TASK OBJECTIVE: Output all records precisely as written.

══════

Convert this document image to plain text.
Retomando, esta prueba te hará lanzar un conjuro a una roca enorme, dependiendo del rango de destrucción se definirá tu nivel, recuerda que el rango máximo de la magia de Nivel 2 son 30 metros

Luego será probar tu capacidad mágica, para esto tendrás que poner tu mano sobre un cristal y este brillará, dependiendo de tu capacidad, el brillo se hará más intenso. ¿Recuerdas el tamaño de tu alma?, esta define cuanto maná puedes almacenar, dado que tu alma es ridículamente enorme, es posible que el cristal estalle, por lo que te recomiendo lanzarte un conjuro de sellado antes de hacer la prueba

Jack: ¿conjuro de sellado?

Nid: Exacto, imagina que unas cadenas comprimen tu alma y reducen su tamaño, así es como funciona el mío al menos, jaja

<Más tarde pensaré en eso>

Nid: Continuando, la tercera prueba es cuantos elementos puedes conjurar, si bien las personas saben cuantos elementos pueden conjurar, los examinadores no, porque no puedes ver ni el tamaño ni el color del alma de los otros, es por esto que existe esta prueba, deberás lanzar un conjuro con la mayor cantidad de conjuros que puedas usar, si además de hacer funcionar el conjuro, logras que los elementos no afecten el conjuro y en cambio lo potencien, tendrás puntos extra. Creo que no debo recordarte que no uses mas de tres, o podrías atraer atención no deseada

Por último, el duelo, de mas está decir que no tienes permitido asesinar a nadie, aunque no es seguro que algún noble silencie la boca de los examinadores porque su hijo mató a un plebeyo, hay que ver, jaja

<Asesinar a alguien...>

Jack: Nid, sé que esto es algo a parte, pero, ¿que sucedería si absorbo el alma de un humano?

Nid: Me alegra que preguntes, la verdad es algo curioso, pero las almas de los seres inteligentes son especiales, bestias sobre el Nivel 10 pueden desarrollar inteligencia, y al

══════

THE SOLUTION:
Convert this document image to plain text.
Retomando, esta prueba te hará lanzar un conjuro a una roca enorme, dependiendo del rango de destrucción se definirá tu nivel, recuerda que el rango máximo de la magia de Nivel 2 son 30 metros

Luego será probar tu capacidad mágica, para esto tendrás que poner tu mano sobre un cristal y este brillará, dependiendo de tu capacidad, el brillo se hará más intenso. ¿Recuerdas el tamaño de tu alma?, esta define cuanto maná puedes almacenar, dado que tu alma es ridículamente enorme, es posible que el cristal estalle, por lo que te recomiendo lanzarte un conjuro de sellado antes de hacer la prueba

Jack: ¿conjuro de sellado?

Nid: Exacto, imagina que unas cadenas comprimen tu alma y reducen su tamaño, así es como funciona el mío al menos, jaja

<Más tarde pensaré en eso>

Nid: Continuando, la tercera prueba es cuantos elementos puedes conjurar, si bien las personas saben cuantos elementos pueden conjurar, los examinadores no, porque no puedes ver ni el tamaño ni el color del alma de los otros, es por esto que existe esta prueba, deberás lanzar un conjuro con la mayor cantidad de conjuros que puedas usar, si además de hacer funcionar el conjuro, logras que los elementos no afecten el conjuro y en cambio lo potencien, tendrás puntos extra. Creo que no debo recordarte que no uses mas de tres, o podrías atraer atención no deseada

Por último, el duelo, de mas está decir que no tienes permitido asesinar a nadie, aunque no es seguro que algún noble silencie la boca de los examinadores porque su hijo mató a un plebeyo, hay que ver, jaja

<Asesinar a alguien...>

Jack: Nid, sé que esto es algo a parte, pero, ¿que sucedería si absorbo el alma de un humano?

Nid: Me alegra que preguntes, la verdad es algo curioso, pero las almas de los seres inteligentes son especiales, bestias sobre el Nivel 10 pueden desarrollar inteligencia, y al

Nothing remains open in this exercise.